[Data records]

----------

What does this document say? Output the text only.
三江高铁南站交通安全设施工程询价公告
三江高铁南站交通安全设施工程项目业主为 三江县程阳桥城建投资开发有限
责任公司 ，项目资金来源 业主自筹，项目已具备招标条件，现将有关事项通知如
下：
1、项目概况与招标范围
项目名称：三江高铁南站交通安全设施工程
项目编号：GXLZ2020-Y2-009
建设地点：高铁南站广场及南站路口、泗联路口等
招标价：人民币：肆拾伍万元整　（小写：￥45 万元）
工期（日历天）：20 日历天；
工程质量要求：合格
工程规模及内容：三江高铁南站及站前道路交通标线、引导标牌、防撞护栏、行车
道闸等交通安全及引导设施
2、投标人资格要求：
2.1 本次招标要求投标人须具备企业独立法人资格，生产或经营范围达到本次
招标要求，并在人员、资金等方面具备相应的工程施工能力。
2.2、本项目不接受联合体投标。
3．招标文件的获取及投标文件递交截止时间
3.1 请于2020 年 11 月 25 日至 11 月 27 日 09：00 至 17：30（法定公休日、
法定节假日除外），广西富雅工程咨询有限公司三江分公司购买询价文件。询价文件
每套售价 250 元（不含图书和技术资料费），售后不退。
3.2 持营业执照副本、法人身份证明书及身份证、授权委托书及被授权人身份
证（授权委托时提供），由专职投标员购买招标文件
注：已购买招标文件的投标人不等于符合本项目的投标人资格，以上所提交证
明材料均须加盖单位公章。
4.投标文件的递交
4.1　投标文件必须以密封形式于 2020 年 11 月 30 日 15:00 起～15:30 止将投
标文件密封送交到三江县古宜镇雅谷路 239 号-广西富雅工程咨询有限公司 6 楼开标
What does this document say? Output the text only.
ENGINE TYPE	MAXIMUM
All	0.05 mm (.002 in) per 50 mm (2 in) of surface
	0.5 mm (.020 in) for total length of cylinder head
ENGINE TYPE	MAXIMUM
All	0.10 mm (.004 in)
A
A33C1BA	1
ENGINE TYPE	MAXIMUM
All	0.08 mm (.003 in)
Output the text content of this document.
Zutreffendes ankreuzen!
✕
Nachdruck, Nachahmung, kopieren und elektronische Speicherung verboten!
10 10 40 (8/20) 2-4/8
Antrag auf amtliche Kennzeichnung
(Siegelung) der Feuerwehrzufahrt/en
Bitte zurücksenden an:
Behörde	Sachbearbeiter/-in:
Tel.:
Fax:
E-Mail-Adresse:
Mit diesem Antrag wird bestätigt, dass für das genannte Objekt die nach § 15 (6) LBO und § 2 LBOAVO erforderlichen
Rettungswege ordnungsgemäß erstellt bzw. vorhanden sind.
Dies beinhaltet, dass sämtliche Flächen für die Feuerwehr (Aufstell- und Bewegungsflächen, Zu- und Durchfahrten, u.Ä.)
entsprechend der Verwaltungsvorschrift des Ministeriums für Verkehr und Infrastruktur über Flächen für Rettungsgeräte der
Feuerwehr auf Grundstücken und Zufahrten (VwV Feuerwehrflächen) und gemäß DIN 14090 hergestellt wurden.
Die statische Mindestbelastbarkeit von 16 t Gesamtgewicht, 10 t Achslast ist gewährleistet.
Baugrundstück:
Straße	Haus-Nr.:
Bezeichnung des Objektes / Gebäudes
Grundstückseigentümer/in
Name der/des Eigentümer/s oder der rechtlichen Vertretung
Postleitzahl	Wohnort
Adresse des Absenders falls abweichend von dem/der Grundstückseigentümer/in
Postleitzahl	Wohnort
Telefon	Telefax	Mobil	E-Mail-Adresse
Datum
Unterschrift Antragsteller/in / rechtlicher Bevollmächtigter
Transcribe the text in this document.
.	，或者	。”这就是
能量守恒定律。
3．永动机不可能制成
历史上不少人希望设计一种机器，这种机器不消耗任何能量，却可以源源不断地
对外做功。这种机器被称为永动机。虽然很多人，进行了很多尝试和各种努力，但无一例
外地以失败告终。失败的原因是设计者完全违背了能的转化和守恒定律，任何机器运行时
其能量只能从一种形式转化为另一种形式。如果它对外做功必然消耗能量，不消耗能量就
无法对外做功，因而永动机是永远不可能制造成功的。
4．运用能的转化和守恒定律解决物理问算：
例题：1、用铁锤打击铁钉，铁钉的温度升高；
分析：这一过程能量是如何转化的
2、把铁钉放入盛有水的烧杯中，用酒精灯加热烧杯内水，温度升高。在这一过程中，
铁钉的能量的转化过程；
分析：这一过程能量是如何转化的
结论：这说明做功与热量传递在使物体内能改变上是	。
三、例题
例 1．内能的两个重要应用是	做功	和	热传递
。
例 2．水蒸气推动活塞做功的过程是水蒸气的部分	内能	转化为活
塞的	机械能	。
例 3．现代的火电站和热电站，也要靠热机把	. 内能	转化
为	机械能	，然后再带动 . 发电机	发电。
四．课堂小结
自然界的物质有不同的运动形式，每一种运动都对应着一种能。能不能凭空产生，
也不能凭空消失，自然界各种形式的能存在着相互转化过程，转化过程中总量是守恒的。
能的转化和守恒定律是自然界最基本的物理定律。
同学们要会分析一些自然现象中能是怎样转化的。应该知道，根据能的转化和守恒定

----------

**DIRECTIONS**
How many lines of the data hold the string "text"? Reply with the number alone.

**RESULT FOR THIS TASK**
4